La presión que ha ejercido TV Azteca conllevaría que en un futuro muy cercano, el año próximo o en 1999, Televisa también opte por comprometerse cotidianamente con el anunciante a garantizarle cierto nivel de audiencia. "Tú, anunciante, me pagas según cuánta gente me vea", es el trato básico que intentarán negociar las televisoras. Ellas, por otro lado, saben que casi ningún mega anunciante, si quiere cumplir con sus metas anuales, se puede dar el lujo de estar sólo con una cadena.

-

En relación con ese cambio de timón por parte de Televisa, un experto en medios de la agencia publicitaria Noble y Asociados, Jonás Ortega, comenta: "Estamos llegando a lo que se llama el ‘costo por audiencia garantizada’, que es un costo por punto de rating. Así, podríamos decir que el cliente tendría garantizada la eficiencia (de su publicidad) desde un principio." Pero, viéndolo con rigor mercadotécnico, Ortega tampoco confía en que este método sea el más confiable, puesto que no aniquila del todo el "desperdicio" en la inversión del cliente anunciante.

-

"Quizá yo quiera llegar a una persona en específico, pero la tele me está cobrando, por ejemplo, por tres personas –reclama Ortega–. Si dos de ellas no me interesan, ya es desperdicio. Por eso hoy debemos hablar de segmentaciones, saber específicamente qué tipo de personas están en cada programa de televisión, dependiendo de lo que queramos vender."

-

En este punto Reider coincide: "Los directores de las empresas o los socios están pidiéndole a sus ejecutivos que evalúen la inversión que están haciendo en x o z asunto, no sólo en medios, en publicidad, sino que se fijan en la inversión en producción, en entrenamiento, capacitación dentro de sus empresas, equipos de cómputo, etcétera". Y va más lejos, al señalar las exigencias a las que llegarán los clientes anunciantes y la futura manera de pagar. "Ellos se preguntan ahora cómo compensar. Ahí hay todo un movimiento de bonos, pagos, incentivos, y eso se va a tener que dar también en los medios. O sea, cómo pagarle al medio y a la agencia."

-

Ortega vuelve al punto sobre la oportunidad o no de utilizar al rating como tabla rasa de la confiabilidad en la inversión publicitaria. "Los ratings en un momento dado no servirán mucho, debido a tanta fragmentación de audiencia, lo cual hace imposible medir con precisión. Si se tienen 300 programas en televisión de paga –y para allá vamos–, la fragmentación será tremenda, y mientras más se dividan las audiencias el rating acabará por no ser estadísticamente representativo."

****************************************

◆ Lista de tareas:
A – Según el texto sobre publicidad en televisión, ¿cómo llama Jonás Ortega al esquema en que se cobra por punto de rating?
B – Resume en dos oraciones, por favor, el texto sobre publicidad en televisión.
C – Retoma el texto sobre publicidad en televisión y continúalo a partir de su última oración.
Los registros no tienen nada que ver con esto.

Datos de comprensión de documentos:
****************************************

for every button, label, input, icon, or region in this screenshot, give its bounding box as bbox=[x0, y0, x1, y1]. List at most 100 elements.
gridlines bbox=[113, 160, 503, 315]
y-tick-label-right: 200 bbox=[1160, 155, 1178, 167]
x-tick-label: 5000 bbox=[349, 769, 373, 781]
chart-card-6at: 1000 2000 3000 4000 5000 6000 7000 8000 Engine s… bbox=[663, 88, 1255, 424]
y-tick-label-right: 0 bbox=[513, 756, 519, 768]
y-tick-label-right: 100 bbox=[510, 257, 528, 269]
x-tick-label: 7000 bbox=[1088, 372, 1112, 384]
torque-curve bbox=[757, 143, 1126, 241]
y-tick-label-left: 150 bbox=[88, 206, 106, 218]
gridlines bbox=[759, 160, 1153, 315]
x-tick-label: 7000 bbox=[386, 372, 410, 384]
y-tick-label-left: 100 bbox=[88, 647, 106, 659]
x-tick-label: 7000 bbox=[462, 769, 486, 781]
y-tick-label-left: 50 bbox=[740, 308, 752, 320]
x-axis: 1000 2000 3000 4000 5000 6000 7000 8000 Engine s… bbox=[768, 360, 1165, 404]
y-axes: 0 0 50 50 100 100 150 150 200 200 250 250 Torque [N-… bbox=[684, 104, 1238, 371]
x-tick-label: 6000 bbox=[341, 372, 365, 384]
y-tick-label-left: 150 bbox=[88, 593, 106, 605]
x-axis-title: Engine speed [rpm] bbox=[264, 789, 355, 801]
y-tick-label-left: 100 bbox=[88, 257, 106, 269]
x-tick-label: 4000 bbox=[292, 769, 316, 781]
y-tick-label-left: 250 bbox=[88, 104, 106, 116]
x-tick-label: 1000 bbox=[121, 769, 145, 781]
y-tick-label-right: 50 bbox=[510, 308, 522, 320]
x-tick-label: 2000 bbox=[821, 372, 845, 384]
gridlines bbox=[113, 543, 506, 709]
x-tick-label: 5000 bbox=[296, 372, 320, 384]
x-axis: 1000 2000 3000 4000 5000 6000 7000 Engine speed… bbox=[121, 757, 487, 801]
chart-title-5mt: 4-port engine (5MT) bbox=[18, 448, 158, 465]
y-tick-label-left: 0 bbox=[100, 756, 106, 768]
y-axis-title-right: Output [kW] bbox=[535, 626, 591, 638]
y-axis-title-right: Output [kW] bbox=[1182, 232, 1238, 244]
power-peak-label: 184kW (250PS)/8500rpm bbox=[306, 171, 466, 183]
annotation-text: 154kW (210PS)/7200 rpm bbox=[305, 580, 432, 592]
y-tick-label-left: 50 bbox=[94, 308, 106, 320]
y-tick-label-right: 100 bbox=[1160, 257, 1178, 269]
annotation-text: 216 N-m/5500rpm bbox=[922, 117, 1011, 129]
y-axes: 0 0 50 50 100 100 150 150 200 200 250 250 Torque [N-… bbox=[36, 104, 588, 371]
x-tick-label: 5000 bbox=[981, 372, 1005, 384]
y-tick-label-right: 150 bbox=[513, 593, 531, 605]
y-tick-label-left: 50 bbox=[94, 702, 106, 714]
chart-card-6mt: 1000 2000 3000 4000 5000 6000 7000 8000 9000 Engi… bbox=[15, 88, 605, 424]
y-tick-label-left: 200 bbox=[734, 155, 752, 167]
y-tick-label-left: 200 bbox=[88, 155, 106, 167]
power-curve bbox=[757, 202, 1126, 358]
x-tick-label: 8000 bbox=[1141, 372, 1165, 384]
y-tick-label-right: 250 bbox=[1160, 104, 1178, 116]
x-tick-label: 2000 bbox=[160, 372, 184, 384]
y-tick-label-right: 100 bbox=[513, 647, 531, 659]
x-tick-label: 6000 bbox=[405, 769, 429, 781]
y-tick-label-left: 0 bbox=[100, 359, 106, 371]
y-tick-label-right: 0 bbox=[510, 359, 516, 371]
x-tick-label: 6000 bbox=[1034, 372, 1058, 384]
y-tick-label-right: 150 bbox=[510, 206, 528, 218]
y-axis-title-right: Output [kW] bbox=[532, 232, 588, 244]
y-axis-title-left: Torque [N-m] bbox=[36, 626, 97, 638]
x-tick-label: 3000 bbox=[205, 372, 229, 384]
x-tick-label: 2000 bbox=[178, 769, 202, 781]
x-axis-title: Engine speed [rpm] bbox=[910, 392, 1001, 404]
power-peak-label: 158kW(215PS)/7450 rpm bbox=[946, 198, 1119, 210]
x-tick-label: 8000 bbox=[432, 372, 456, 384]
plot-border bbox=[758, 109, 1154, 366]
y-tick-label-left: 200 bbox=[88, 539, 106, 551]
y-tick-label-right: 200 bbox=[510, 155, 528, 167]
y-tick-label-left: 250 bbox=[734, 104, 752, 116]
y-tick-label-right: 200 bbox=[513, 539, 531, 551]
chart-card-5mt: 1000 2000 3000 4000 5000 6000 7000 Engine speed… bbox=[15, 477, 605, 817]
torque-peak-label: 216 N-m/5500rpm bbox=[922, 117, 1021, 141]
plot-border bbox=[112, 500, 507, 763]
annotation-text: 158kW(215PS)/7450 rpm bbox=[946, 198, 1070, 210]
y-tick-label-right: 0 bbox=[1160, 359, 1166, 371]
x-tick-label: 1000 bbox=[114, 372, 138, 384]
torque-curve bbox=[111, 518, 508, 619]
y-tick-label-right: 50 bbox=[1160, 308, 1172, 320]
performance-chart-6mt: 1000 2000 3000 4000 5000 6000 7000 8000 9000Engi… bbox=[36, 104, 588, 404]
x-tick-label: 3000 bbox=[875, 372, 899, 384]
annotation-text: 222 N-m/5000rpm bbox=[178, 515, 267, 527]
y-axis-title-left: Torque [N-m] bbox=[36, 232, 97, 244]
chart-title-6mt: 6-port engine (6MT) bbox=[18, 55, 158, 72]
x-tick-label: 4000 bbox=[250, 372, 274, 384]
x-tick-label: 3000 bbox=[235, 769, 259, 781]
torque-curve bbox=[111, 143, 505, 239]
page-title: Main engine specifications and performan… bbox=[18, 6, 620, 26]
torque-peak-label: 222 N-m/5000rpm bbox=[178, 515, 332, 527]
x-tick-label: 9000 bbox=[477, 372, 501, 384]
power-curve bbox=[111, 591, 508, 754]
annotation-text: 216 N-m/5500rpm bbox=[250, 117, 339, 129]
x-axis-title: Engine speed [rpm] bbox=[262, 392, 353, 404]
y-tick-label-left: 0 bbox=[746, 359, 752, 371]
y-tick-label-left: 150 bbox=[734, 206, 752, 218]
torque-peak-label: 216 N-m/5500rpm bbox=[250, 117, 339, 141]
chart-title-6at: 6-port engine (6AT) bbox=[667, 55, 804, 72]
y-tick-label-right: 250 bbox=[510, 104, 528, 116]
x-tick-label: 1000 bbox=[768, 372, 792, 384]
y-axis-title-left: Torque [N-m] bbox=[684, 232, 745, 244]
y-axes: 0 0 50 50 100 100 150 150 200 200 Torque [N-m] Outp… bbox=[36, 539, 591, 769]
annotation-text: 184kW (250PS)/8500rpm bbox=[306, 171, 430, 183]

****************************************

◆ Respuestas por tarea:
A – Lo llama "costo por audiencia garantizada".

B – La presión de TV Azteca podría llevar a Televisa a garantizar al anunciante cierto nivel de audiencia, esquema que Jonás Ortega, de la agencia Noble y Asociados, llama "costo por audiencia garantizada", aunque advierte que no elimina del todo el desperdicio y que hay que hablar de segmentaciones. Ortega sostiene además que la fragmentación de audiencias, por ejemplo con 300 programas en televisión de paga, hará que el rating deje de ser estadísticamente representativo.

C –
-

Entonces, ante la pregunta de qué se puede hacer para obtener más exactitud y conocimiento del gusto de las audiencias, Ortega se alza de hombros: "Quién sabe. Llegará un momento en que la audiencia será ‘personal’. Es decir, quizá llegue a tal grado de sofisticación que cobraremos, casi casi, por la persona que prende para ver un programa de televisión y que podamos medir: ‘ahí fulanito prendió y vio el programa’. O bien la programación será tan selectiva que, en lugar de tener una gigantesca oferta televisiva, se dirá ‘quiero ver tal programa’ y en ese momento se lo mandarán, y cuando lo manden entrará el costo para el anunciante que ponga su anuncio en ese programa".

-

Ese futuro, dicen algunos, ya está aquí, y el DTH es el mejor laboratorio con que se contará para saber si ese fenómeno es aún remoto o inminente. La duda, en todo caso, es el papel que le tocará jugar a la televisión abierta en este replanteamiento de escenarios.

-

LARGA VIDA A LA REINA
-
Según los entrevistados, lo anterior no implica en modo alguno que la televisión comercial abierta pierda vigencia en un país como México, donde los factores socioeconómicos y culturales difícilmente darán lugar a que la televisión de paga (cable, MMDS, DTH y los sistemas que surjan) crezca en el mediano plazo a los niveles de, por ejemplo, Argentina, en donde la penetración en los hogares de la televisión restringida es de casi 80%.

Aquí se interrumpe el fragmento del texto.